Tally every line featuring "salt", then give that tally alone.

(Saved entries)

>>>

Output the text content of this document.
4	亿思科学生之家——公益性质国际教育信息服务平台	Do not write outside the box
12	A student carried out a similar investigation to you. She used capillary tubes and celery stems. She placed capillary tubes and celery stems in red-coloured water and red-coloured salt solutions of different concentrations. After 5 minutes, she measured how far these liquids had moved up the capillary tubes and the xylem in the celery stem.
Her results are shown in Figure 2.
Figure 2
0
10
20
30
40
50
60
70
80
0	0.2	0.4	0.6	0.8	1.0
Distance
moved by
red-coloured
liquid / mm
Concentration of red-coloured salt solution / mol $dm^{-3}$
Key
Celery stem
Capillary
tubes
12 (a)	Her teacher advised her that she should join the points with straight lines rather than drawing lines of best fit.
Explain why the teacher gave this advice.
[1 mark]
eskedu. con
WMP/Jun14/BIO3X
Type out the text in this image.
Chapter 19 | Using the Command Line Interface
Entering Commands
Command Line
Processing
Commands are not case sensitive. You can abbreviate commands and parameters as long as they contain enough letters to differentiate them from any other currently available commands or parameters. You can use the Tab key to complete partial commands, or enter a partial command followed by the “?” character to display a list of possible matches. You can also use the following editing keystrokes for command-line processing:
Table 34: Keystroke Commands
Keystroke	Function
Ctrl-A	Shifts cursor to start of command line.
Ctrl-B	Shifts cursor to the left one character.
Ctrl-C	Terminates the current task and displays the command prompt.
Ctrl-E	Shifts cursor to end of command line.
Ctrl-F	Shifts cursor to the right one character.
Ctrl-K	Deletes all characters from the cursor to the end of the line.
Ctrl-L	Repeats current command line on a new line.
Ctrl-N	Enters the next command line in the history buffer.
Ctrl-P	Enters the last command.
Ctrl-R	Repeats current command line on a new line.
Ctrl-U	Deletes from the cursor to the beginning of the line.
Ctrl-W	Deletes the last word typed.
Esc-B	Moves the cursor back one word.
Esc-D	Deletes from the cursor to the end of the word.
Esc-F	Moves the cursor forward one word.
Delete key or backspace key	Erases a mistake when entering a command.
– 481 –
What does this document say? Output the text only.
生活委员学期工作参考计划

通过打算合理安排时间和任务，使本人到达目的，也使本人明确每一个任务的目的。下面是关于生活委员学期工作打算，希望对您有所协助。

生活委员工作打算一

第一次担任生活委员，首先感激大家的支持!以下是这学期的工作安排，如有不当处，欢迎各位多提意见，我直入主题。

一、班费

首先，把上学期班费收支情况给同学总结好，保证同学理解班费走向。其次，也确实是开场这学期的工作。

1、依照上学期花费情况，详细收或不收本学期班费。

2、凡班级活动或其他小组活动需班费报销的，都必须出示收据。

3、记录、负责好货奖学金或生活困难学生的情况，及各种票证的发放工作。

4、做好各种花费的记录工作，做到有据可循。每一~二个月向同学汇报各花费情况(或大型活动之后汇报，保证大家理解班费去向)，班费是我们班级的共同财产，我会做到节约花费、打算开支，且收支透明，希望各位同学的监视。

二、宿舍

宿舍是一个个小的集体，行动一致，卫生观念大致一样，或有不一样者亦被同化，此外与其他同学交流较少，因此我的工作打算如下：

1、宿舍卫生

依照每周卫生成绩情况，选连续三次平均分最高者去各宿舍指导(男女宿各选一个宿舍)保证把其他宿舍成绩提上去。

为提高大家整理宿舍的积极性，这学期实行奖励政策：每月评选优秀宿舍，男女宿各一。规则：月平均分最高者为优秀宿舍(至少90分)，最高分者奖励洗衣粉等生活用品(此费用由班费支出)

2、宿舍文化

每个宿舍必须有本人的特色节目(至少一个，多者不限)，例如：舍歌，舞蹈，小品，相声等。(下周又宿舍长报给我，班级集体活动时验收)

<<<

> [Result for this exercise] 2